(Dataset records on visual material)

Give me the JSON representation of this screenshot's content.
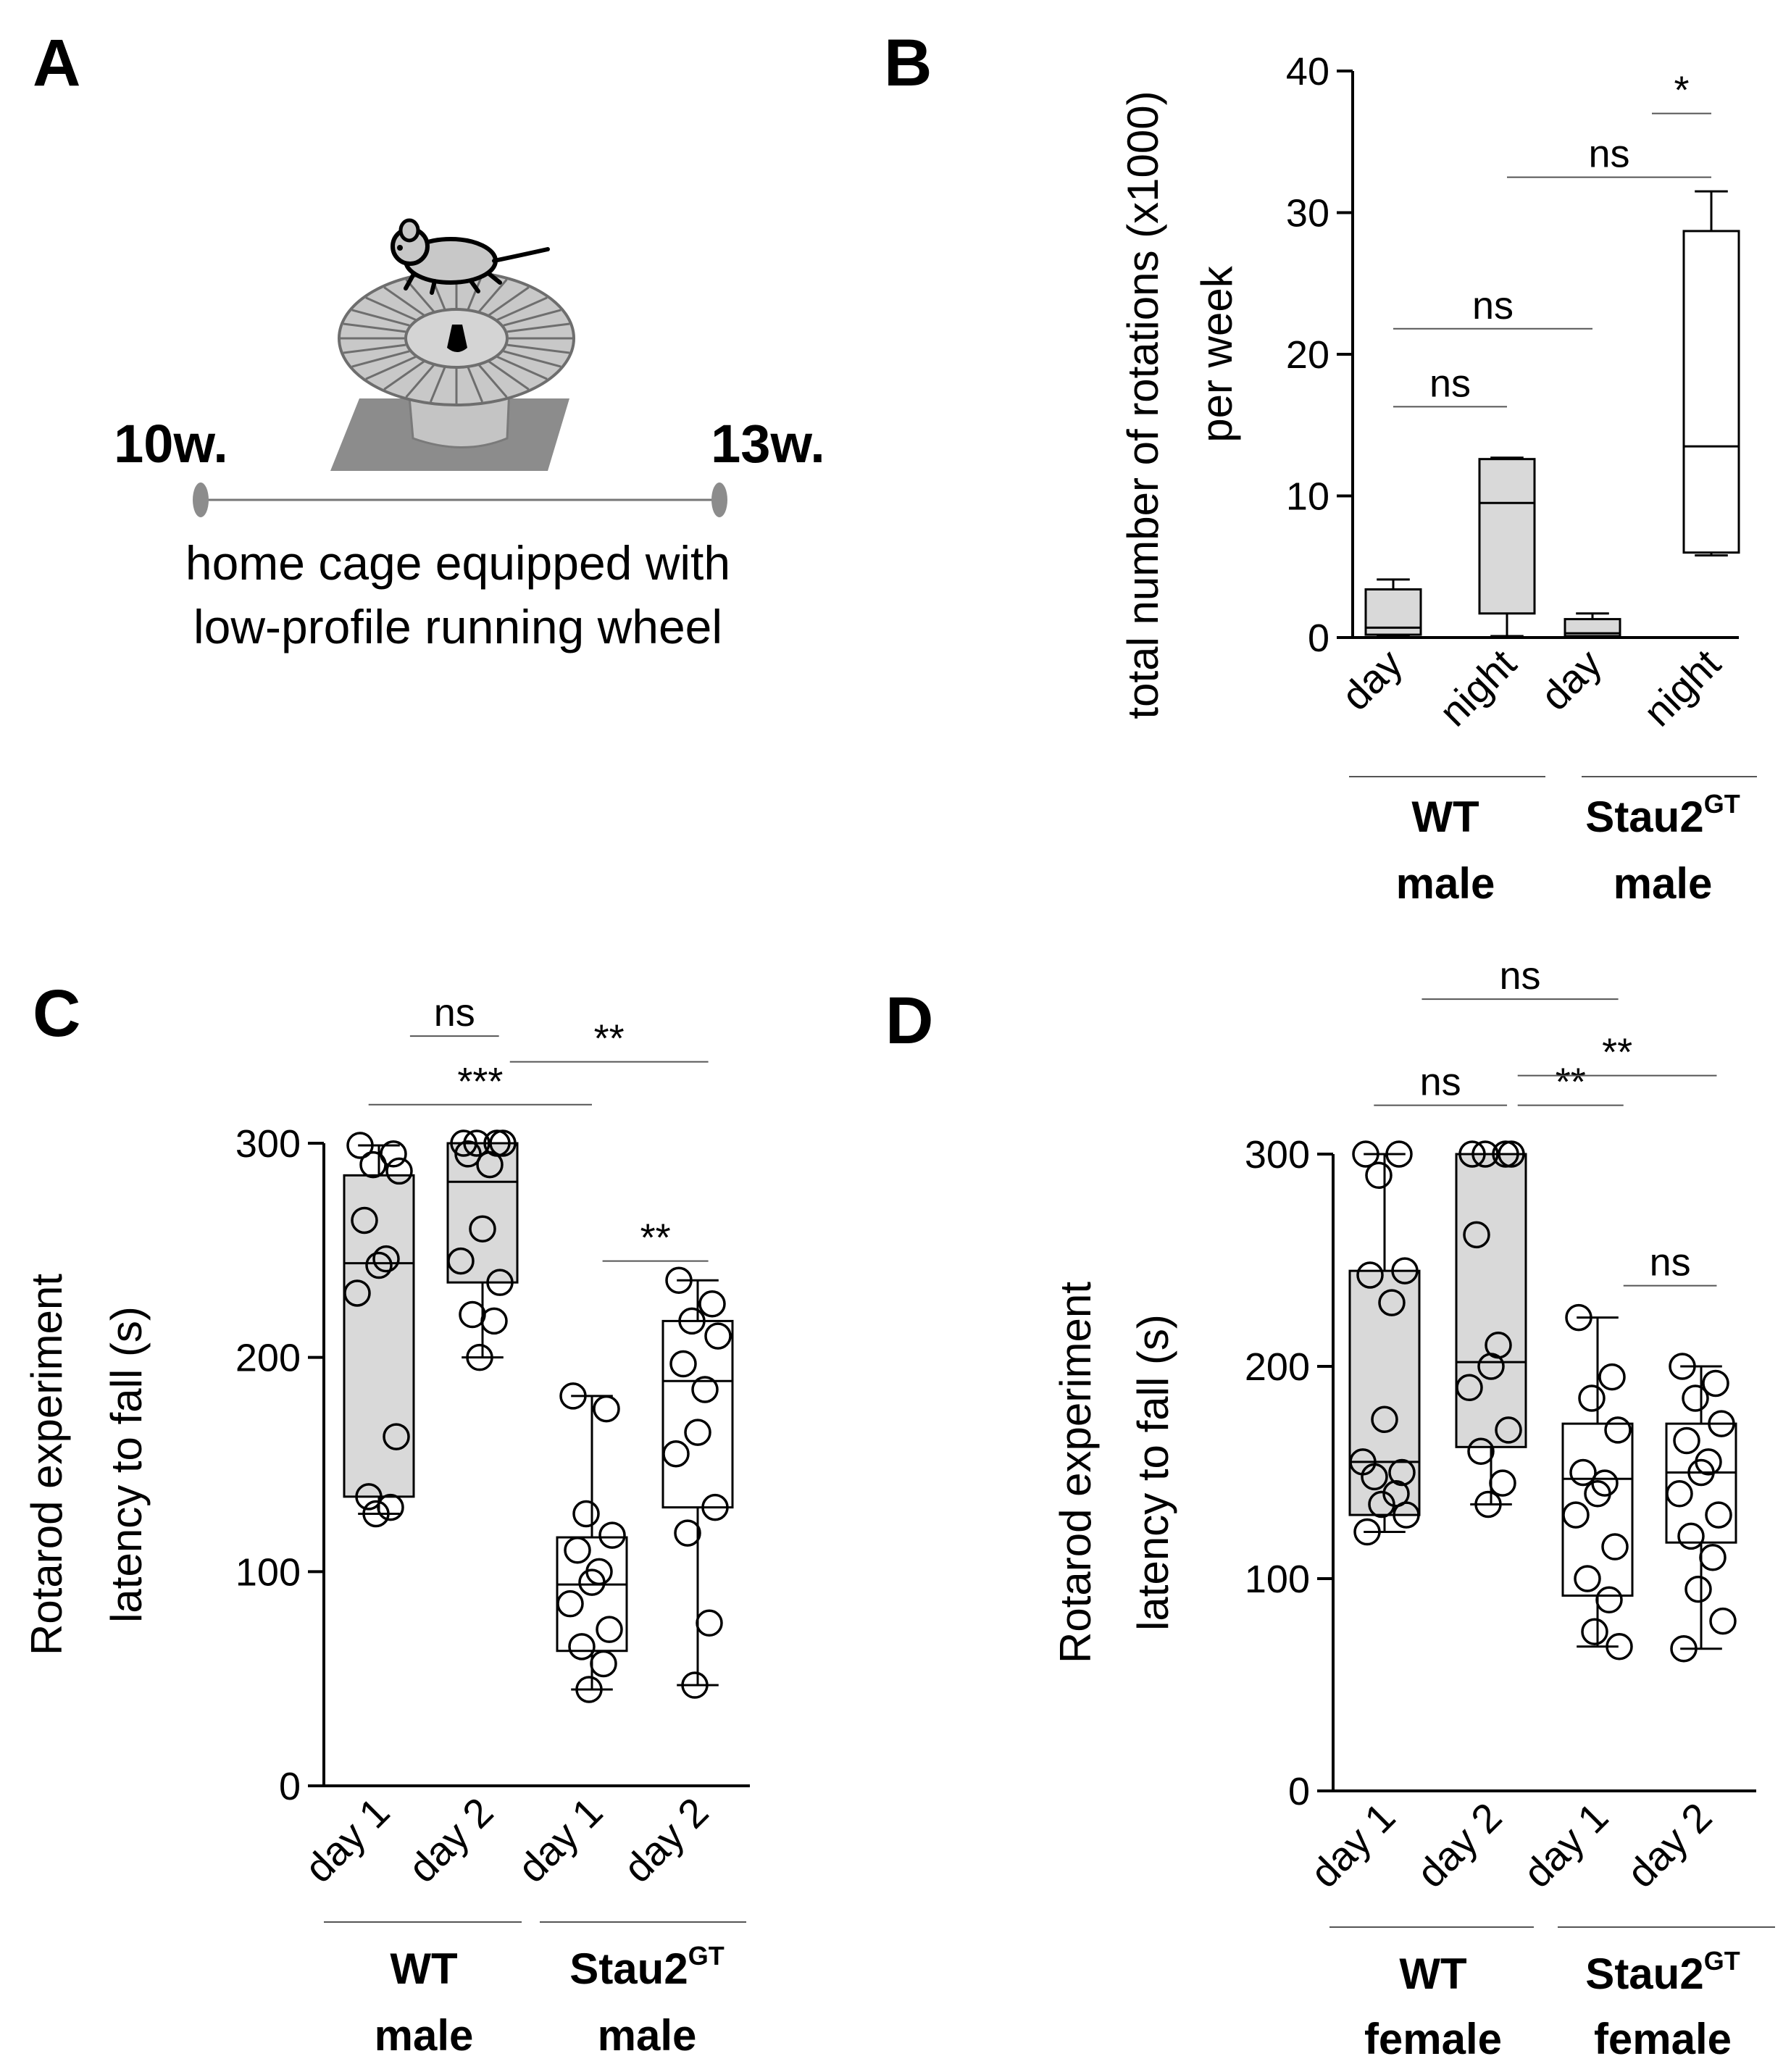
{
  "panels": {
    "A": {
      "letter": "A",
      "start_label": "10w.",
      "end_label": "13w.",
      "caption_line1": "home cage equipped with",
      "caption_line2": "low-profile running wheel",
      "icons": [
        "mouse-icon",
        "running-wheel-icon"
      ]
    },
    "B": {
      "letter": "B"
    },
    "C": {
      "letter": "C"
    },
    "D": {
      "letter": "D"
    }
  },
  "chart_data": [
    {
      "id": "B",
      "type": "box",
      "ylabel_line1": "total number of rotations (x1000)",
      "ylabel_line2": "per week",
      "ylim": [
        0,
        40
      ],
      "yticks": [
        0,
        10,
        20,
        30,
        40
      ],
      "categories": [
        "day",
        "night",
        "day",
        "night"
      ],
      "groups": [
        {
          "line1": "WT",
          "line2": "male",
          "superscript": ""
        },
        {
          "line1": "Stau2",
          "line2": "male",
          "superscript": "GT"
        }
      ],
      "fills": [
        "#d9d9d9",
        "#d9d9d9",
        "#d9d9d9",
        "#ffffff"
      ],
      "boxes": [
        {
          "min": 0.1,
          "q1": 0.2,
          "median": 0.7,
          "q3": 3.4,
          "max": 4.1
        },
        {
          "min": 0.1,
          "q1": 1.7,
          "median": 9.5,
          "q3": 12.6,
          "max": 12.7
        },
        {
          "min": 0.1,
          "q1": 0.1,
          "median": 0.3,
          "q3": 1.3,
          "max": 1.7
        },
        {
          "min": 5.8,
          "q1": 6.0,
          "median": 13.5,
          "q3": 28.7,
          "max": 31.5
        }
      ],
      "points": [],
      "significance": [
        {
          "label": "ns",
          "from": 0,
          "to": 1,
          "y": 16.3
        },
        {
          "label": "ns",
          "from": 0,
          "to": 2,
          "y": 21.8
        },
        {
          "label": "ns",
          "from": 1,
          "to": 3,
          "y": 32.5
        },
        {
          "label": "*",
          "from": 2.5,
          "to": 3,
          "y": 37.0
        }
      ]
    },
    {
      "id": "C",
      "type": "box",
      "ylabel_line1": "Rotarod experiment",
      "ylabel_line2": "latency to fall (s)",
      "ylim": [
        0,
        300
      ],
      "yticks": [
        0,
        100,
        200,
        300
      ],
      "categories": [
        "day 1",
        "day 2",
        "day 1",
        "day 2"
      ],
      "groups": [
        {
          "line1": "WT",
          "line2": "male",
          "superscript": ""
        },
        {
          "line1": "Stau2",
          "line2": "male",
          "superscript": "GT"
        }
      ],
      "fills": [
        "#d9d9d9",
        "#d9d9d9",
        "#ffffff",
        "#ffffff"
      ],
      "boxes": [
        {
          "min": 127,
          "q1": 135,
          "median": 244,
          "q3": 285,
          "max": 299
        },
        {
          "min": 200,
          "q1": 235,
          "median": 282,
          "q3": 300,
          "max": 300
        },
        {
          "min": 45,
          "q1": 63,
          "median": 94,
          "q3": 116,
          "max": 182
        },
        {
          "min": 47,
          "q1": 130,
          "median": 189,
          "q3": 217,
          "max": 236
        }
      ],
      "points": [
        [
          299,
          295,
          290,
          287,
          264,
          246,
          243,
          230,
          163,
          135,
          130,
          127
        ],
        [
          300,
          300,
          300,
          300,
          295,
          290,
          260,
          245,
          235,
          220,
          217,
          200
        ],
        [
          182,
          176,
          127,
          117,
          110,
          100,
          95,
          85,
          73,
          65,
          57,
          45
        ],
        [
          236,
          225,
          217,
          210,
          197,
          185,
          165,
          155,
          130,
          118,
          76,
          47
        ]
      ],
      "significance": [
        {
          "label": "ns",
          "from": 0.3,
          "to": 1.15,
          "y": 350
        },
        {
          "label": "***",
          "from": -0.1,
          "to": 2,
          "y": 318
        },
        {
          "label": "**",
          "from": 1.25,
          "to": 3.1,
          "y": 338
        },
        {
          "label": "**",
          "from": 2.1,
          "to": 3.1,
          "y": 245
        }
      ]
    },
    {
      "id": "D",
      "type": "box",
      "ylabel_line1": "Rotarod experiment",
      "ylabel_line2": "latency to fall (s)",
      "ylim": [
        0,
        300
      ],
      "yticks": [
        0,
        100,
        200,
        300
      ],
      "categories": [
        "day 1",
        "day 2",
        "day 1",
        "day 2"
      ],
      "groups": [
        {
          "line1": "WT",
          "line2": "female",
          "superscript": ""
        },
        {
          "line1": "Stau2",
          "line2": "female",
          "superscript": "GT"
        }
      ],
      "fills": [
        "#d9d9d9",
        "#d9d9d9",
        "#ffffff",
        "#ffffff"
      ],
      "boxes": [
        {
          "min": 122,
          "q1": 130,
          "median": 155,
          "q3": 245,
          "max": 300
        },
        {
          "min": 135,
          "q1": 162,
          "median": 202,
          "q3": 300,
          "max": 300
        },
        {
          "min": 68,
          "q1": 92,
          "median": 147,
          "q3": 173,
          "max": 223
        },
        {
          "min": 67,
          "q1": 117,
          "median": 150,
          "q3": 173,
          "max": 200
        }
      ],
      "points": [
        [
          300,
          300,
          290,
          245,
          243,
          230,
          175,
          155,
          150,
          148,
          140,
          135,
          130,
          122
        ],
        [
          300,
          300,
          300,
          300,
          262,
          210,
          200,
          190,
          170,
          160,
          145,
          135
        ],
        [
          223,
          195,
          185,
          170,
          150,
          145,
          140,
          130,
          115,
          100,
          90,
          75,
          68
        ],
        [
          200,
          192,
          185,
          173,
          165,
          155,
          150,
          140,
          130,
          120,
          110,
          95,
          80,
          67
        ]
      ],
      "significance": [
        {
          "label": "ns",
          "from": 0.35,
          "to": 2.2,
          "y": 373
        },
        {
          "label": "ns",
          "from": -0.1,
          "to": 1.15,
          "y": 323
        },
        {
          "label": "**",
          "from": 1.25,
          "to": 2.25,
          "y": 323
        },
        {
          "label": "**",
          "from": 1.25,
          "to": 3.15,
          "y": 337
        },
        {
          "label": "ns",
          "from": 2.25,
          "to": 3.15,
          "y": 238
        }
      ]
    }
  ]
}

**Work instructions**
Each entry shown above must be quoted exactly, with its pictures left out.

**Response to the exercise**
Give me the JSON representation of this screenshot's content.
{
  "panels": {
    "A": {
      "letter": "A",
      "start_label": "10w.",
      "end_label": "13w.",
      "caption_line1": "home cage equipped with",
      "caption_line2": "low-profile running wheel",
      "icons": [
        "mouse-icon",
        "running-wheel-icon"
      ]
    },
    "B": {
      "letter": "B"
    },
    "C": {
      "letter": "C"
    },
    "D": {
      "letter": "D"
    }
  },
  "chart_data": [
    {
      "id": "B",
      "type": "box",
      "ylabel_line1": "total number of rotations (x1000)",
      "ylabel_line2": "per week",
      "ylim": [
        0,
        40
      ],
      "yticks": [
        0,
        10,
        20,
        30,
        40
      ],
      "categories": [
        "day",
        "night",
        "day",
        "night"
      ],
      "groups": [
        {
          "line1": "WT",
          "line2": "male",
          "superscript": ""
        },
        {
          "line1": "Stau2",
          "line2": "male",
          "superscript": "GT"
        }
      ],
      "fills": [
        "#d9d9d9",
        "#d9d9d9",
        "#d9d9d9",
        "#ffffff"
      ],
      "boxes": [
        {
          "min": 0.1,
          "q1": 0.2,
          "median": 0.7,
          "q3": 3.4,
          "max": 4.1
        },
        {
          "min": 0.1,
          "q1": 1.7,
          "median": 9.5,
          "q3": 12.6,
          "max": 12.7
        },
        {
          "min": 0.1,
          "q1": 0.1,
          "median": 0.3,
          "q3": 1.3,
          "max": 1.7
        },
        {
          "min": 5.8,
          "q1": 6.0,
          "median": 13.5,
          "q3": 28.7,
          "max": 31.5
        }
      ],
      "points": [],
      "significance": [
        {
          "label": "ns",
          "from": 0,
          "to": 1,
          "y": 16.3
        },
        {
          "label": "ns",
          "from": 0,
          "to": 2,
          "y": 21.8
        },
        {
          "label": "ns",
          "from": 1,
          "to": 3,
          "y": 32.5
        },
        {
          "label": "*",
          "from": 2.5,
          "to": 3,
          "y": 37.0
        }
      ]
    },
    {
      "id": "C",
      "type": "box",
      "ylabel_line1": "Rotarod experiment",
      "ylabel_line2": "latency to fall (s)",
      "ylim": [
        0,
        300
      ],
      "yticks": [
        0,
        100,
        200,
        300
      ],
      "categories": [
        "day 1",
        "day 2",
        "day 1",
        "day 2"
      ],
      "groups": [
        {
          "line1": "WT",
          "line2": "male",
          "superscript": ""
        },
        {
          "line1": "Stau2",
          "line2": "male",
          "superscript": "GT"
        }
      ],
      "fills": [
        "#d9d9d9",
        "#d9d9d9",
        "#ffffff",
        "#ffffff"
      ],
      "boxes": [
        {
          "min": 127,
          "q1": 135,
          "median": 244,
          "q3": 285,
          "max": 299
        },
        {
          "min": 200,
          "q1": 235,
          "median": 282,
          "q3": 300,
          "max": 300
        },
        {
          "min": 45,
          "q1": 63,
          "median": 94,
          "q3": 116,
          "max": 182
        },
        {
          "min": 47,
          "q1": 130,
          "median": 189,
          "q3": 217,
          "max": 236
        }
      ],
      "points": [
        [
          299,
          295,
          290,
          287,
          264,
          246,
          243,
          230,
          163,
          135,
          130,
          127
        ],
        [
          300,
          300,
          300,
          300,
          295,
          290,
          260,
          245,
          235,
          220,
          217,
          200
        ],
        [
          182,
          176,
          127,
          117,
          110,
          100,
          95,
          85,
          73,
          65,
          57,
          45
        ],
        [
          236,
          225,
          217,
          210,
          197,
          185,
          165,
          155,
          130,
          118,
          76,
          47
        ]
      ],
      "significance": [
        {
          "label": "ns",
          "from": 0.3,
          "to": 1.15,
          "y": 350
        },
        {
          "label": "***",
          "from": -0.1,
          "to": 2,
          "y": 318
        },
        {
          "label": "**",
          "from": 1.25,
          "to": 3.1,
          "y": 338
        },
        {
          "label": "**",
          "from": 2.1,
          "to": 3.1,
          "y": 245
        }
      ]
    },
    {
      "id": "D",
      "type": "box",
      "ylabel_line1": "Rotarod experiment",
      "ylabel_line2": "latency to fall (s)",
      "ylim": [
        0,
        300
      ],
      "yticks": [
        0,
        100,
        200,
        300
      ],
      "categories": [
        "day 1",
        "day 2",
        "day 1",
        "day 2"
      ],
      "groups": [
        {
          "line1": "WT",
          "line2": "female",
          "superscript": ""
        },
        {
          "line1": "Stau2",
          "line2": "female",
          "superscript": "GT"
        }
      ],
      "fills": [
        "#d9d9d9",
        "#d9d9d9",
        "#ffffff",
        "#ffffff"
      ],
      "boxes": [
        {
          "min": 122,
          "q1": 130,
          "median": 155,
          "q3": 245,
          "max": 300
        },
        {
          "min": 135,
          "q1": 162,
          "median": 202,
          "q3": 300,
          "max": 300
        },
        {
          "min": 68,
          "q1": 92,
          "median": 147,
          "q3": 173,
          "max": 223
        },
        {
          "min": 67,
          "q1": 117,
          "median": 150,
          "q3": 173,
          "max": 200
        }
      ],
      "points": [
        [
          300,
          300,
          290,
          245,
          243,
          230,
          175,
          155,
          150,
          148,
          140,
          135,
          130,
          122
        ],
        [
          300,
          300,
          300,
          300,
          262,
          210,
          200,
          190,
          170,
          160,
          145,
          135
        ],
        [
          223,
          195,
          185,
          170,
          150,
          145,
          140,
          130,
          115,
          100,
          90,
          75,
          68
        ],
        [
          200,
          192,
          185,
          173,
          165,
          155,
          150,
          140,
          130,
          120,
          110,
          95,
          80,
          67
        ]
      ],
      "significance": [
        {
          "label": "ns",
          "from": 0.35,
          "to": 2.2,
          "y": 373
        },
        {
          "label": "ns",
          "from": -0.1,
          "to": 1.15,
          "y": 323
        },
        {
          "label": "**",
          "from": 1.25,
          "to": 2.25,
          "y": 323
        },
        {
          "label": "**",
          "from": 1.25,
          "to": 3.15,
          "y": 337
        },
        {
          "label": "ns",
          "from": 2.25,
          "to": 3.15,
          "y": 238
        }
      ]
    }
  ]
}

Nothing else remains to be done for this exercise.